>>>>
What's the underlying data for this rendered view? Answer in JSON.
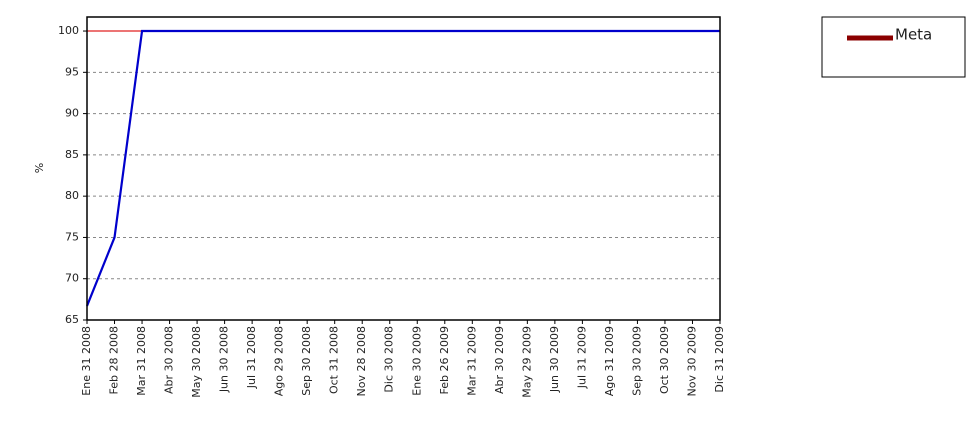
{
  "chart_data": {
    "type": "line",
    "y_label": "%",
    "categories": [
      "Ene 31 2008",
      "Feb 28 2008",
      "Mar 31 2008",
      "Abr 30 2008",
      "May 30 2008",
      "Jun 30 2008",
      "Jul 31 2008",
      "Ago 29 2008",
      "Sep 30 2008",
      "Oct 31 2008",
      "Nov 28 2008",
      "Dic 30 2008",
      "Ene 30 2009",
      "Feb 26 2009",
      "Mar 31 2009",
      "Abr 30 2009",
      "May 29 2009",
      "Jun 30 2009",
      "Jul 31 2009",
      "Ago 31 2009",
      "Sep 30 2009",
      "Oct 30 2009",
      "Nov 30 2009",
      "Dic 31 2009"
    ],
    "series": [
      {
        "name": "Meta",
        "color": "#e02020",
        "legend_color": "#8b0000",
        "values": [
          100,
          100,
          100,
          100,
          100,
          100,
          100,
          100,
          100,
          100,
          100,
          100,
          100,
          100,
          100,
          100,
          100,
          100,
          100,
          100,
          100,
          100,
          100,
          100
        ]
      },
      {
        "color": "#0000cc",
        "values": [
          66.7,
          75,
          100,
          100,
          100,
          100,
          100,
          100,
          100,
          100,
          100,
          100,
          100,
          100,
          100,
          100,
          100,
          100,
          100,
          100,
          100,
          100,
          100,
          100
        ]
      }
    ],
    "ylim": [
      65,
      101.7
    ],
    "yticks": [
      65,
      70,
      75,
      80,
      85,
      90,
      95,
      100
    ],
    "grid": true
  }
}
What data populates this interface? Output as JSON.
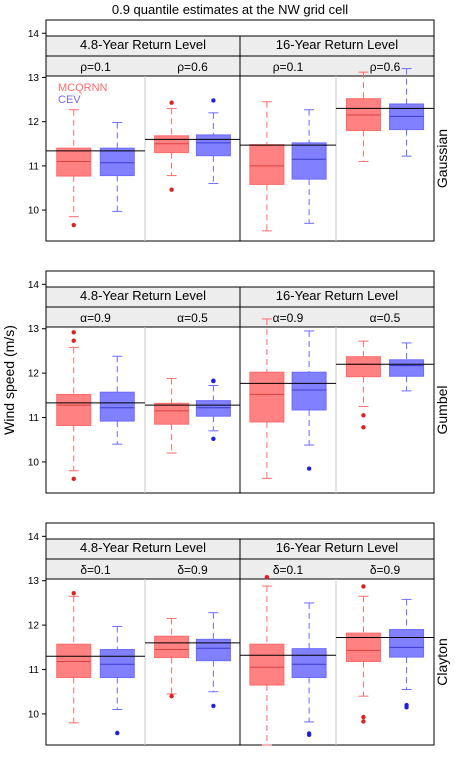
<<<<
__Exercise details__: Restate the data above exactly, stripping out each image.

__Complete output__:
What's the underlying data for this rendered view? Answer in JSON.
{
  "chart_data": {
    "type": "line",
    "y_label": "%",
    "categories": [
      "Ene 31 2008",
      "Feb 28 2008",
      "Mar 31 2008",
      "Abr 30 2008",
      "May 30 2008",
      "Jun 30 2008",
      "Jul 31 2008",
      "Ago 29 2008",
      "Sep 30 2008",
      "Oct 31 2008",
      "Nov 28 2008",
      "Dic 30 2008",
      "Ene 30 2009",
      "Feb 26 2009",
      "Mar 31 2009",
      "Abr 30 2009",
      "May 29 2009",
      "Jun 30 2009",
      "Jul 31 2009",
      "Ago 31 2009",
      "Sep 30 2009",
      "Oct 30 2009",
      "Nov 30 2009",
      "Dic 31 2009"
    ],
    "series": [
      {
        "name": "Meta",
        "color": "#e02020",
        "legend_color": "#8b0000",
        "values": [
          100,
          100,
          100,
          100,
          100,
          100,
          100,
          100,
          100,
          100,
          100,
          100,
          100,
          100,
          100,
          100,
          100,
          100,
          100,
          100,
          100,
          100,
          100,
          100
        ]
      },
      {
        "color": "#0000cc",
        "values": [
          66.7,
          75,
          100,
          100,
          100,
          100,
          100,
          100,
          100,
          100,
          100,
          100,
          100,
          100,
          100,
          100,
          100,
          100,
          100,
          100,
          100,
          100,
          100,
          100
        ]
      }
    ],
    "ylim": [
      65,
      101.7
    ],
    "yticks": [
      65,
      70,
      75,
      80,
      85,
      90,
      95,
      100
    ],
    "grid": true
  }
}
What data populates this interface? Output as JSON.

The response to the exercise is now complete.